> [What the task asks]:
Copy out every record precisely.

[Stored data]
>> START

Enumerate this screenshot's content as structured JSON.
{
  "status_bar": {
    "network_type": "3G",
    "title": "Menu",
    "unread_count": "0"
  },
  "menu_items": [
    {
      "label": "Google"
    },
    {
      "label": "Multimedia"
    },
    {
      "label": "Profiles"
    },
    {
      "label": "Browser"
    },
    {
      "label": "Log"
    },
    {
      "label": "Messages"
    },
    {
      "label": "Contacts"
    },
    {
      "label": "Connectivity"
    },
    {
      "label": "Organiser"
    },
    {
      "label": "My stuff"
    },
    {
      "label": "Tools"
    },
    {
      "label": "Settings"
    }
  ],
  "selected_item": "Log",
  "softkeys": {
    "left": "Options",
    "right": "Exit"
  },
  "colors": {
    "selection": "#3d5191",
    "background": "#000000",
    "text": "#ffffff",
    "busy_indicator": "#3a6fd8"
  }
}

>> END

> [Task output]:
Enumerate this screenshot's content as structured JSON.
{
  "status_bar": {
    "network_type": "3G",
    "title": "Menu",
    "unread_count": "0"
  },
  "menu_items": [
    {
      "label": "Google"
    },
    {
      "label": "Multimedia"
    },
    {
      "label": "Profiles"
    },
    {
      "label": "Browser"
    },
    {
      "label": "Log"
    },
    {
      "label": "Messages"
    },
    {
      "label": "Contacts"
    },
    {
      "label": "Connectivity"
    },
    {
      "label": "Organiser"
    },
    {
      "label": "My stuff"
    },
    {
      "label": "Tools"
    },
    {
      "label": "Settings"
    }
  ],
  "selected_item": "Log",
  "softkeys": {
    "left": "Options",
    "right": "Exit"
  },
  "colors": {
    "selection": "#3d5191",
    "background": "#000000",
    "text": "#ffffff",
    "busy_indicator": "#3a6fd8"
  }
}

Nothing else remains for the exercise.